4-Bien que dans certaines institutions il ne soit pas possible de participer communautairement à l’eucharistie ou à d’autres sacrements, c’est le moment de prier ensemble et de savourer d’une manière renouvelée la Liturgie des Heures.
5-C’est le moment aussi d’avoir des espaces où converser spirituellement. Parfois cette conversation spirituelle commence simplement par une question à propos de notre manière de vivre cette nouvelle réalité. Et le temps, bien que nous soyons entourés de moins de gens, pour nous sentir soutenus et accompagnés par la prière de toute l’Eglise.
6-Temps favorable que celui-ci qu’il nous revient de vivre, où la pénitence et le jeûne ont à voir d’une manière particulière avec le soin de l’autre que j’ai près de moi.
7-Il existe aussi des plateformes digitales, offertes par différentes institutions ecclésiales qui peuvent aider à vivre ce moment à travers les réseaux sociaux. (…)

### Consigne
D'après l'extrait, par quoi la conversation spirituelle commence-t-elle parfois ? Le matériau provient d'une autre source que l'extrait.

### Données enregistrées
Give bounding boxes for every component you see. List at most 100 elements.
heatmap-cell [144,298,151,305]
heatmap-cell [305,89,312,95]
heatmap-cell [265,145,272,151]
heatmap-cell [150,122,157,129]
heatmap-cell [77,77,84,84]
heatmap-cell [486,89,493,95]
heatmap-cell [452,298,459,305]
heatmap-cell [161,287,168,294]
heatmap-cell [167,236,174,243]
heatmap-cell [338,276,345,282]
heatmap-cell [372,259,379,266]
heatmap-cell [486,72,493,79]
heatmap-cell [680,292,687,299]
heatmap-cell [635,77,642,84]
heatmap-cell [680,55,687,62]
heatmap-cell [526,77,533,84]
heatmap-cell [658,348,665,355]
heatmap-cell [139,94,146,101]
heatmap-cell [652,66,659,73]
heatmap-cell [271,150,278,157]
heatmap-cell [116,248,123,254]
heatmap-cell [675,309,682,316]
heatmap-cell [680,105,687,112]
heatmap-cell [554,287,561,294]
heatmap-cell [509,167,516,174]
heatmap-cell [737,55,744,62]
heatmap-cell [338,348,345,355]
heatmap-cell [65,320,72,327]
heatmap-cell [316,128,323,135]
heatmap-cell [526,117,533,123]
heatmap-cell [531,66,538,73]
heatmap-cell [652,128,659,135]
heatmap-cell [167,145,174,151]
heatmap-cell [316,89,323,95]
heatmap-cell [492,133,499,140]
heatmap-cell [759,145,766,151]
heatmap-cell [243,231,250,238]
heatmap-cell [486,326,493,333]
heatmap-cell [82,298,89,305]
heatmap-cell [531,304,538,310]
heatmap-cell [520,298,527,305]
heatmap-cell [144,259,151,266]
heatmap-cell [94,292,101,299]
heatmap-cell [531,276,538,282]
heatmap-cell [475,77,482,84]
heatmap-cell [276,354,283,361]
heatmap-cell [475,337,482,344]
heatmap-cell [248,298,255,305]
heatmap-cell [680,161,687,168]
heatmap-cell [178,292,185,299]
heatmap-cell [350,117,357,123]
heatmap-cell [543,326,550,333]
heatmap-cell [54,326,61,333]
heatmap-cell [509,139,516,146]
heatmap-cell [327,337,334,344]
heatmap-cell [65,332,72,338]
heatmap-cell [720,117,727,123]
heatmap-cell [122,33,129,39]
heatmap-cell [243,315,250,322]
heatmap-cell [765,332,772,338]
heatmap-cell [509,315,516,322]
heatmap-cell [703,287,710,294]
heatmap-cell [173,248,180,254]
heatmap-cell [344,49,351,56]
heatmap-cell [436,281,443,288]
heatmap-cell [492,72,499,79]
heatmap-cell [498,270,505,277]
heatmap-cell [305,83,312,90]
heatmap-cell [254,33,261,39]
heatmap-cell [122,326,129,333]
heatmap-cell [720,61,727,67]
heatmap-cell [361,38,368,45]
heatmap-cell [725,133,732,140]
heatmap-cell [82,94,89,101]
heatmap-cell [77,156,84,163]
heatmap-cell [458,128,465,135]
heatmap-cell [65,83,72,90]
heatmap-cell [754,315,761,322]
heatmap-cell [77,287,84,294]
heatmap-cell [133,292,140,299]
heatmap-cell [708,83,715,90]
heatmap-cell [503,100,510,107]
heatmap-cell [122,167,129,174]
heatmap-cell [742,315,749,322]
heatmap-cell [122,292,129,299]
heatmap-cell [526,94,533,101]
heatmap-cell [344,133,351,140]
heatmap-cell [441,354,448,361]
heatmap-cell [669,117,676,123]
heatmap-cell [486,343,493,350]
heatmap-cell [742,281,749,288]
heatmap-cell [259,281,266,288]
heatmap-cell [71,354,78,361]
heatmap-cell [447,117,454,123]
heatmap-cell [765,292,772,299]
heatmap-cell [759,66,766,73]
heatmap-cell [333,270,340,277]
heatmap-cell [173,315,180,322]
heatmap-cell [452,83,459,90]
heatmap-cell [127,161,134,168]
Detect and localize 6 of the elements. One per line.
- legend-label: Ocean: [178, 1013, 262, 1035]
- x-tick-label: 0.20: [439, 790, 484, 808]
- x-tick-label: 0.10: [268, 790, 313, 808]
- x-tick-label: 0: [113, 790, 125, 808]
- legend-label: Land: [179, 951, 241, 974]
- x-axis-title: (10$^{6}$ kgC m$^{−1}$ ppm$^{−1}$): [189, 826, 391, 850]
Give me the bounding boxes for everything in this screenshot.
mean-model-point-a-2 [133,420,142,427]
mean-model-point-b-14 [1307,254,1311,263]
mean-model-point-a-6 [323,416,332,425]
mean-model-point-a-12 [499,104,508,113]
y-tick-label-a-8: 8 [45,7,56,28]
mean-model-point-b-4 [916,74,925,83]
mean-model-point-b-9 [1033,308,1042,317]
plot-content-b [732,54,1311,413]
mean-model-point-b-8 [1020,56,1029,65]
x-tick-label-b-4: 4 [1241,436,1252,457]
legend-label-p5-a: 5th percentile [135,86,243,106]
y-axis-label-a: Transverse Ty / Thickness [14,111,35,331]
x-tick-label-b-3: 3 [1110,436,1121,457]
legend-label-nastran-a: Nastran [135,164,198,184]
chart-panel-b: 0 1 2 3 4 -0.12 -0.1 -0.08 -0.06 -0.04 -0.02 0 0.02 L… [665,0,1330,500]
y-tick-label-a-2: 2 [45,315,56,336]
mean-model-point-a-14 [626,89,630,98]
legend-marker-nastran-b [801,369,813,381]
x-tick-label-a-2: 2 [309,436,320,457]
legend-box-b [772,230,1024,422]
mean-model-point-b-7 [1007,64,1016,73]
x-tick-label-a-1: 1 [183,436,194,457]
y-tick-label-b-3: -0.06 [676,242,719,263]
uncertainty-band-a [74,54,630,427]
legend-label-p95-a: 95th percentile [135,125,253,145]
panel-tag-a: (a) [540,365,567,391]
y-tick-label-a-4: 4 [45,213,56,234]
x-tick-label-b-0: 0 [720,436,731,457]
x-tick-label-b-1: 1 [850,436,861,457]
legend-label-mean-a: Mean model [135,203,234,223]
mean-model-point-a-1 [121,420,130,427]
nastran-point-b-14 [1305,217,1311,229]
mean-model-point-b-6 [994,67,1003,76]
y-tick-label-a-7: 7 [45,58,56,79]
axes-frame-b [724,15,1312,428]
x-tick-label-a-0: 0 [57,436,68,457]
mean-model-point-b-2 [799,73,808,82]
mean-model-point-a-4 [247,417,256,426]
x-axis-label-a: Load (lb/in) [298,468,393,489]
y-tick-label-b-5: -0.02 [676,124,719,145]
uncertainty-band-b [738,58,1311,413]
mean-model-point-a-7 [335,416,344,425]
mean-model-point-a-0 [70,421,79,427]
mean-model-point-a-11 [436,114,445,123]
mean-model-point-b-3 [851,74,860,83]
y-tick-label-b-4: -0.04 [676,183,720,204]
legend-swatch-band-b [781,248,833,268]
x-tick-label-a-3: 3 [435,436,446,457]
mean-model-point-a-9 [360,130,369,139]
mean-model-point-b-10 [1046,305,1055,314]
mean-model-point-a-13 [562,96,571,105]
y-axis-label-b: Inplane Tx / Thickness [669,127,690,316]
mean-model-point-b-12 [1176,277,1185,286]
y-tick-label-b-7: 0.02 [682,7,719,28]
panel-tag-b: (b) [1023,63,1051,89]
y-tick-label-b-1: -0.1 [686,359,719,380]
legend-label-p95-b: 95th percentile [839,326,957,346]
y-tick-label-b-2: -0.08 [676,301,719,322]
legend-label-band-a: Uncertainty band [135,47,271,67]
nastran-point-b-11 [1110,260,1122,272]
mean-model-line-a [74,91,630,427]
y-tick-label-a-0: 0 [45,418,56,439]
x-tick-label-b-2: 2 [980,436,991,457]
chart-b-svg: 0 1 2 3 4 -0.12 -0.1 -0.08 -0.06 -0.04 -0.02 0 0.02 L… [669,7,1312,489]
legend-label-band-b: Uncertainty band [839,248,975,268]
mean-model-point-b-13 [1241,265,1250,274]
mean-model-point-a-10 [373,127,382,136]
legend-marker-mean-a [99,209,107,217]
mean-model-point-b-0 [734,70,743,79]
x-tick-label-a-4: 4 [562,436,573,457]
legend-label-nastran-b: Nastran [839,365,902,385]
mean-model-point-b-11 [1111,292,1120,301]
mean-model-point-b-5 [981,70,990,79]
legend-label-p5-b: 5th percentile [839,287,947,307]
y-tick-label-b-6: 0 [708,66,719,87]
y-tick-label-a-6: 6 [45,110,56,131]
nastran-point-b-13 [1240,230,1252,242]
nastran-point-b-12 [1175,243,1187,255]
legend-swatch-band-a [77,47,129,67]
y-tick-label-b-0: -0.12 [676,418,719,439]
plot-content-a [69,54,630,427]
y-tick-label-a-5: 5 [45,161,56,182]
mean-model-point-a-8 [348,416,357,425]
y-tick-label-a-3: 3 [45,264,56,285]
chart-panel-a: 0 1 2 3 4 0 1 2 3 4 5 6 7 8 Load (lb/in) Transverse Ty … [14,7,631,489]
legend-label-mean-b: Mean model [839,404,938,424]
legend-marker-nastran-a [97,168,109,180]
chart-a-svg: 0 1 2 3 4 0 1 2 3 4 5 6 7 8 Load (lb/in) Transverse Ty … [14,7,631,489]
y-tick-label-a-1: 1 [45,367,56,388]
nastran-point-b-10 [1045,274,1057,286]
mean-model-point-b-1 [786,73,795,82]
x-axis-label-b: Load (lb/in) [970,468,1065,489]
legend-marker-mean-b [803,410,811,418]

### Corrigé
Elle commence parfois simplement par une question à propos de notre manière de vivre cette nouvelle réalité.